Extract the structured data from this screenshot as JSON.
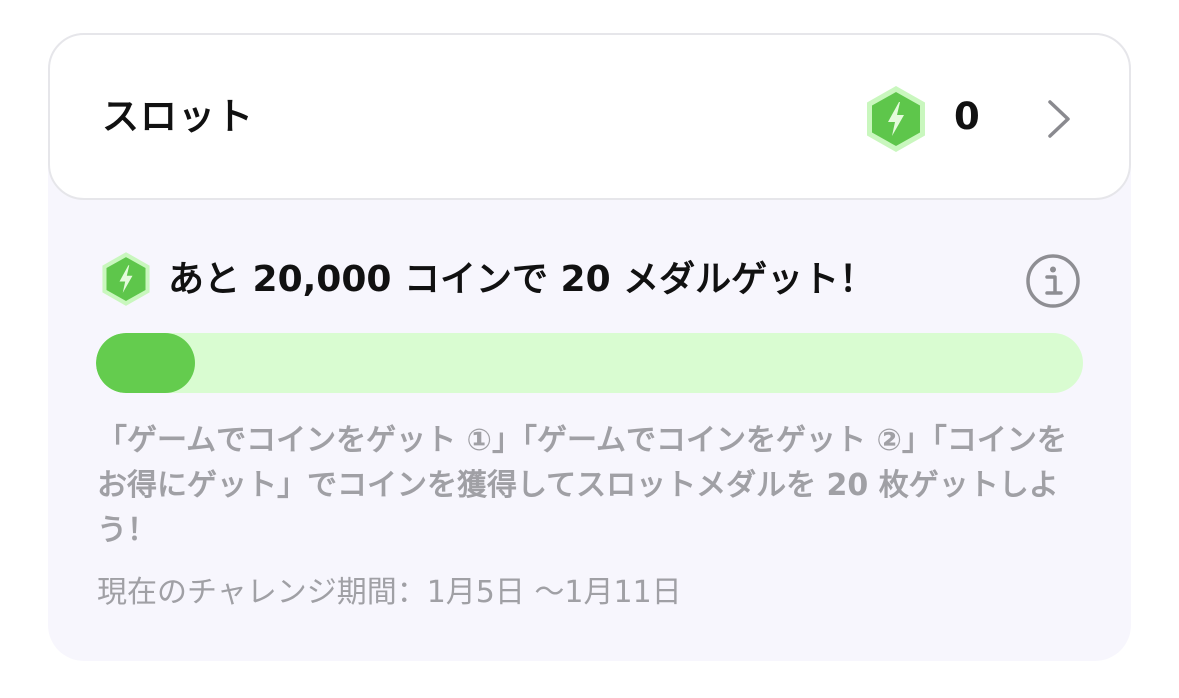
{
  "header": {
    "title": "スロット",
    "medal_count": "0",
    "medal_icon": "lightning-medal-icon",
    "chevron_icon": "chevron-right-icon"
  },
  "goal": {
    "text": "あと 20,000 コインで 20 メダルゲット！",
    "medal_icon": "lightning-medal-icon",
    "info_icon": "info-icon"
  },
  "progress": {
    "fraction": 0.1
  },
  "description": "「ゲームでコインをゲット ①」「ゲームでコインをゲット ②」「コインをお得にゲット」でコインを獲得してスロットメダルを 20 枚ゲットしよう！",
  "period": "現在のチャレンジ期間：1月5日 ～1月11日",
  "colors": {
    "accent_green": "#64cc4e",
    "track_green": "#d9fcd1",
    "card_background": "#f7f6fd",
    "muted_text": "#a0a0a5"
  }
}
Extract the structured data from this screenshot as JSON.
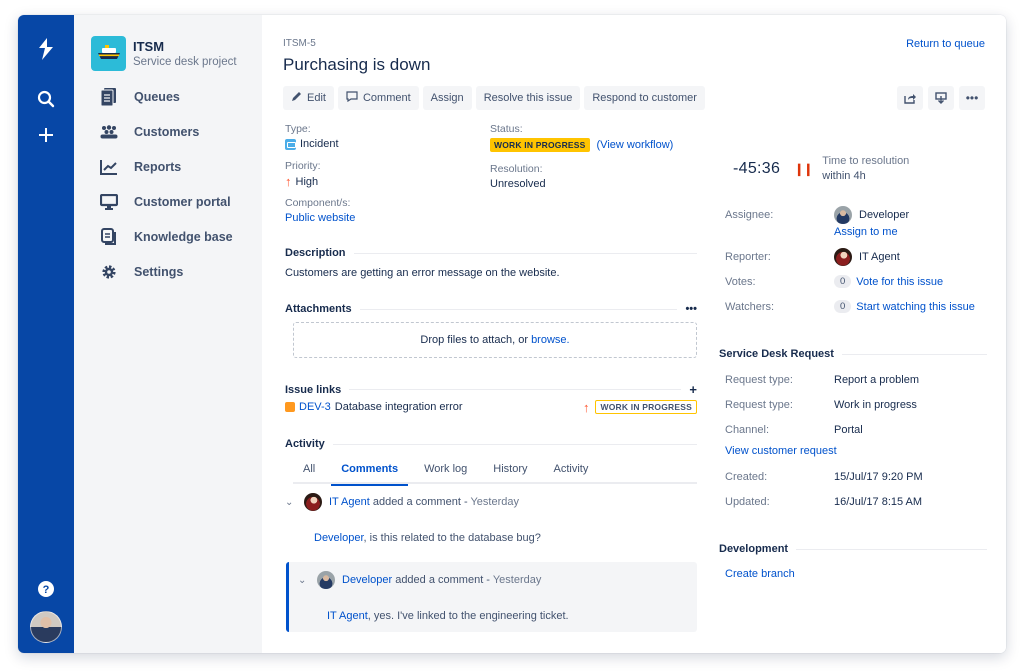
{
  "global_nav": {
    "icons": [
      "jira-service-desk-logo-icon",
      "search-icon",
      "create-icon",
      "help-icon"
    ],
    "avatar": "user-avatar"
  },
  "project": {
    "name": "ITSM",
    "type": "Service desk project",
    "avatar_icon": "ship-icon",
    "avatar_color": "#2cbbd8"
  },
  "sidebar": {
    "items": [
      {
        "label": "Queues",
        "icon": "queues-icon"
      },
      {
        "label": "Customers",
        "icon": "customers-icon"
      },
      {
        "label": "Reports",
        "icon": "reports-icon"
      },
      {
        "label": "Customer portal",
        "icon": "customer-portal-icon"
      },
      {
        "label": "Knowledge base",
        "icon": "knowledge-base-icon"
      },
      {
        "label": "Settings",
        "icon": "gear-icon"
      }
    ]
  },
  "issue": {
    "key": "ITSM-5",
    "title": "Purchasing is down",
    "return_link": "Return to queue"
  },
  "toolbar": {
    "edit": "Edit",
    "comment": "Comment",
    "assign": "Assign",
    "resolve": "Resolve this issue",
    "respond": "Respond to customer",
    "right_icons": [
      "share-icon",
      "export-icon",
      "more-icon"
    ]
  },
  "details": {
    "type_label": "Type:",
    "type_value": "Incident",
    "priority_label": "Priority:",
    "priority_value": "High",
    "component_label": "Component/s:",
    "component_value": "Public website",
    "status_label": "Status:",
    "status_value": "WORK IN PROGRESS",
    "view_workflow": "(View workflow)",
    "resolution_label": "Resolution:",
    "resolution_value": "Unresolved"
  },
  "description": {
    "heading": "Description",
    "text": "Customers are getting an error message on the website."
  },
  "attachments": {
    "heading": "Attachments",
    "more": "•••",
    "drop_text": "Drop files to attach, or ",
    "browse": "browse."
  },
  "issue_links": {
    "heading": "Issue links",
    "add": "+",
    "items": [
      {
        "key": "DEV-3",
        "summary": "Database integration error",
        "status": "WORK IN PROGRESS"
      }
    ]
  },
  "activity": {
    "heading": "Activity",
    "tabs": [
      "All",
      "Comments",
      "Work log",
      "History",
      "Activity"
    ],
    "active_tab": "Comments",
    "comments": [
      {
        "author": "IT Agent",
        "action": " added a comment - ",
        "time": "Yesterday",
        "mention": "Developer",
        "body": ", is this related to the database bug?"
      },
      {
        "author": "Developer",
        "action": " added a comment - ",
        "time": "Yesterday",
        "mention": "IT Agent",
        "body": ", yes. I've linked to the engineering ticket."
      }
    ]
  },
  "sla": {
    "time": "-45:36",
    "label": "Time to resolution",
    "goal": "within 4h",
    "status_color": "#de350b"
  },
  "people": {
    "assignee_label": "Assignee:",
    "assignee": "Developer",
    "assign_to_me": "Assign to me",
    "reporter_label": "Reporter:",
    "reporter": "IT Agent",
    "votes_label": "Votes:",
    "votes": "0",
    "vote_link": "Vote for this issue",
    "watchers_label": "Watchers:",
    "watchers": "0",
    "watch_link": "Start watching this issue"
  },
  "service_desk": {
    "heading": "Service Desk Request",
    "rows": [
      {
        "label": "Request type:",
        "value": "Report a problem"
      },
      {
        "label": "Request type:",
        "value": "Work in progress"
      },
      {
        "label": "Channel:",
        "value": "Portal"
      }
    ],
    "view_request": "View customer request",
    "created_label": "Created:",
    "created": "15/Jul/17 9:20 PM",
    "updated_label": "Updated:",
    "updated": "16/Jul/17 8:15 AM"
  },
  "development": {
    "heading": "Development",
    "create_branch": "Create branch"
  },
  "colors": {
    "nav_blue": "#0747a6",
    "link_blue": "#0052cc",
    "wip_yellow": "#ffc400"
  }
}
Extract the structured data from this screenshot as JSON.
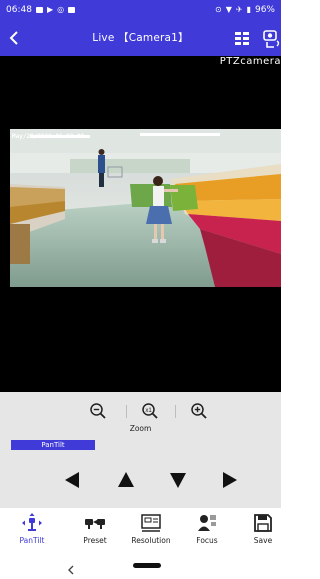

========================================================================

PROBLEM DESCRIPTION. Retype all the records shown above, character for character. Omit every picture.

COMPLETED TASK.
Extract the structured data from this screenshot as JSON.
{
  "header": {
    "title": "スロット",
    "medal_count": "0",
    "medal_icon": "lightning-medal-icon",
    "chevron_icon": "chevron-right-icon"
  },
  "goal": {
    "text": "あと 20,000 コインで 20 メダルゲット！",
    "medal_icon": "lightning-medal-icon",
    "info_icon": "info-icon"
  },
  "progress": {
    "fraction": 0.1
  },
  "description": "「ゲームでコインをゲット ①」「ゲームでコインをゲット ②」「コインをお得にゲット」でコインを獲得してスロットメダルを 20 枚ゲットしよう！",
  "period": "現在のチャレンジ期間：1月5日 ～1月11日",
  "colors": {
    "accent_green": "#64cc4e",
    "track_green": "#d9fcd1",
    "card_background": "#f7f6fd",
    "muted_text": "#a0a0a5"
  }
}
Extract the structured data from this screenshot as JSON.
{
  "global_nav": {
    "icons": [
      "jira-service-desk-logo-icon",
      "search-icon",
      "create-icon",
      "help-icon"
    ],
    "avatar": "user-avatar"
  },
  "project": {
    "name": "ITSM",
    "type": "Service desk project",
    "avatar_icon": "ship-icon",
    "avatar_color": "#2cbbd8"
  },
  "sidebar": {
    "items": [
      {
        "label": "Queues",
        "icon": "queues-icon"
      },
      {
        "label": "Customers",
        "icon": "customers-icon"
      },
      {
        "label": "Reports",
        "icon": "reports-icon"
      },
      {
        "label": "Customer portal",
        "icon": "customer-portal-icon"
      },
      {
        "label": "Knowledge base",
        "icon": "knowledge-base-icon"
      },
      {
        "label": "Settings",
        "icon": "gear-icon"
      }
    ]
  },
  "issue": {
    "key": "ITSM-5",
    "title": "Purchasing is down",
    "return_link": "Return to queue"
  },
  "toolbar": {
    "edit": "Edit",
    "comment": "Comment",
    "assign": "Assign",
    "resolve": "Resolve this issue",
    "respond": "Respond to customer",
    "right_icons": [
      "share-icon",
      "export-icon",
      "more-icon"
    ]
  },
  "details": {
    "type_label": "Type:",
    "type_value": "Incident",
    "priority_label": "Priority:",
    "priority_value": "High",
    "component_label": "Component/s:",
    "component_value": "Public website",
    "status_label": "Status:",
    "status_value": "WORK IN PROGRESS",
    "view_workflow": "(View workflow)",
    "resolution_label": "Resolution:",
    "resolution_value": "Unresolved"
  },
  "description": {
    "heading": "Description",
    "text": "Customers are getting an error message on the website."
  },
  "attachments": {
    "heading": "Attachments",
    "more": "•••",
    "drop_text": "Drop files to attach, or ",
    "browse": "browse."
  },
  "issue_links": {
    "heading": "Issue links",
    "add": "+",
    "items": [
      {
        "key": "DEV-3",
        "summary": "Database integration error",
        "status": "WORK IN PROGRESS"
      }
    ]
  },
  "activity": {
    "heading": "Activity",
    "tabs": [
      "All",
      "Comments",
      "Work log",
      "History",
      "Activity"
    ],
    "active_tab": "Comments",
    "comments": [
      {
        "author": "IT Agent",
        "action": " added a comment - ",
        "time": "Yesterday",
        "mention": "Developer",
        "body": ", is this related to the database bug?"
      },
      {
        "author": "Developer",
        "action": " added a comment - ",
        "time": "Yesterday",
        "mention": "IT Agent",
        "body": ", yes. I've linked to the engineering ticket."
      }
    ]
  },
  "sla": {
    "time": "-45:36",
    "label": "Time to resolution",
    "goal": "within 4h",
    "status_color": "#de350b"
  },
  "people": {
    "assignee_label": "Assignee:",
    "assignee": "Developer",
    "assign_to_me": "Assign to me",
    "reporter_label": "Reporter:",
    "reporter": "IT Agent",
    "votes_label": "Votes:",
    "votes": "0",
    "vote_link": "Vote for this issue",
    "watchers_label": "Watchers:",
    "watchers": "0",
    "watch_link": "Start watching this issue"
  },
  "service_desk": {
    "heading": "Service Desk Request",
    "rows": [
      {
        "label": "Request type:",
        "value": "Report a problem"
      },
      {
        "label": "Request type:",
        "value": "Work in progress"
      },
      {
        "label": "Channel:",
        "value": "Portal"
      }
    ],
    "view_request": "View customer request",
    "created_label": "Created:",
    "created": "15/Jul/17 9:20 PM",
    "updated_label": "Updated:",
    "updated": "16/Jul/17 8:15 AM"
  },
  "development": {
    "heading": "Development",
    "create_branch": "Create branch"
  },
  "colors": {
    "nav_blue": "#0747a6",
    "link_blue": "#0052cc",
    "wip_yellow": "#ffc400"
  }
}
Extract the structured data from this screenshot as JSON.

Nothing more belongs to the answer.